** Start of GIVEN DATA **

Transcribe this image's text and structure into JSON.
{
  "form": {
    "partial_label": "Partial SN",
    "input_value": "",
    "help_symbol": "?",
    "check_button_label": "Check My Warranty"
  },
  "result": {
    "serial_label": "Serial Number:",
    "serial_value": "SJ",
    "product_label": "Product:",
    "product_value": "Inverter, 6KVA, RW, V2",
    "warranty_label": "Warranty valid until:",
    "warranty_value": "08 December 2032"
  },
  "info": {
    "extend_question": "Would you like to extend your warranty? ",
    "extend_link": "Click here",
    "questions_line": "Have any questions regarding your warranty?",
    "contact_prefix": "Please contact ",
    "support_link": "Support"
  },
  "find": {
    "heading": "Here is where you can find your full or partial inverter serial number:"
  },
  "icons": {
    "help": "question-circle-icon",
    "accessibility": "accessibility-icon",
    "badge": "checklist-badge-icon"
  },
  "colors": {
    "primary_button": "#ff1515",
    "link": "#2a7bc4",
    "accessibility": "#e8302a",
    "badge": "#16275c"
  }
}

** End of GIVEN DATA **
** Start of GIVEN DATA **

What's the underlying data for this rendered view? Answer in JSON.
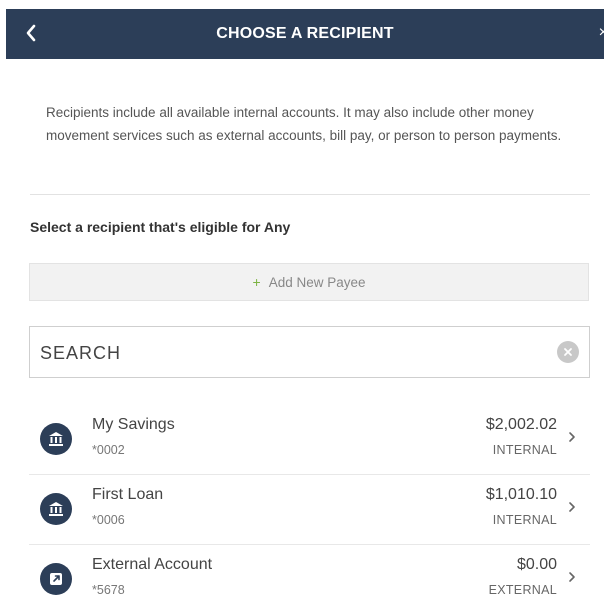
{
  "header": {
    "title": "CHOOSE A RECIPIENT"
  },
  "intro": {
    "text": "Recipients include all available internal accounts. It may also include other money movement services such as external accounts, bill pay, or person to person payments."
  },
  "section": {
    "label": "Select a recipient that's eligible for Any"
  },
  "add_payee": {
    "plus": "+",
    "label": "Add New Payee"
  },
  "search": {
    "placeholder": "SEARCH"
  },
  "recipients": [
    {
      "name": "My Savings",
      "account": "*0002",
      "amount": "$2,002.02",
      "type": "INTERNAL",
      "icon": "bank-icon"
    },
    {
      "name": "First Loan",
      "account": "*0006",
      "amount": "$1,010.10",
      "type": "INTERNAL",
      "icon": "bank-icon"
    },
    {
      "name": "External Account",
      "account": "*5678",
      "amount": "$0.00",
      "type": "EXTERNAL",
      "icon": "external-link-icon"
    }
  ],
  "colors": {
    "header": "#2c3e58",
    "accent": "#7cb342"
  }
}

** End of GIVEN DATA **

**WHAT YOU WILL DO**
How many lines of the data contain the word "accessibility"? Answer with the number alone.

**SOLUTION FOR THIS TASK**
2